> [WRITTEN PROBLEM] Go through the material below and copy all lines with "name".

Records excerpted from a collection
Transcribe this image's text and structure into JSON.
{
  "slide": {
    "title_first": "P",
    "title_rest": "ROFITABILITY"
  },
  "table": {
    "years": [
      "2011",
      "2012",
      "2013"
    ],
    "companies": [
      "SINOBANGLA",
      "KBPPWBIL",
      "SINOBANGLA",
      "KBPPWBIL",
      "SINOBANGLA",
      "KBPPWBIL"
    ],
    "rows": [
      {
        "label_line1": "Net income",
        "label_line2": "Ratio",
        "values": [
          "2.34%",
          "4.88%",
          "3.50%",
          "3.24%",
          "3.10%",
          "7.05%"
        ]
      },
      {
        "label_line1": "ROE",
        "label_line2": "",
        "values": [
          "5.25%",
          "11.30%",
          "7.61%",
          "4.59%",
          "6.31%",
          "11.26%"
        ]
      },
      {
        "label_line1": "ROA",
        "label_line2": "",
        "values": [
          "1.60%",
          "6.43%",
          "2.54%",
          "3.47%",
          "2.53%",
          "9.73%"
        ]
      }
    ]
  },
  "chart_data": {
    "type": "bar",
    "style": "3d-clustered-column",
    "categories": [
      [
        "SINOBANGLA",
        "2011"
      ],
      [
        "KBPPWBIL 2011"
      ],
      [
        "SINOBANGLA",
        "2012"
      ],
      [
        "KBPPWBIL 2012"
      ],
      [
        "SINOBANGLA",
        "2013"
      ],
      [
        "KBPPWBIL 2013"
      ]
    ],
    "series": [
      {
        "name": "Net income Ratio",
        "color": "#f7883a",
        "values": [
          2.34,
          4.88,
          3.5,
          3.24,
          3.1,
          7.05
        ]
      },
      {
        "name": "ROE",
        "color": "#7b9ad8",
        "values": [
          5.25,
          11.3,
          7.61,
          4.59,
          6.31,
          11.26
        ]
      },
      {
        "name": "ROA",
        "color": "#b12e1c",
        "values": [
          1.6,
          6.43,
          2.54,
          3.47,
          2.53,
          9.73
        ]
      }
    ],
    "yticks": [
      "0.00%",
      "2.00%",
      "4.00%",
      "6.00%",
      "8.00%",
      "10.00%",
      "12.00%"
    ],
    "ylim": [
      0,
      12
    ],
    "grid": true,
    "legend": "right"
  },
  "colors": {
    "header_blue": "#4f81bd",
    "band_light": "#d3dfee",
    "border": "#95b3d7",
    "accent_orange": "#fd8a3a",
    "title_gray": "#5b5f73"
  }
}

> [FINAL RESULT]
        "name": "Net income Ratio",
        "name": "ROE",
        "name": "ROA",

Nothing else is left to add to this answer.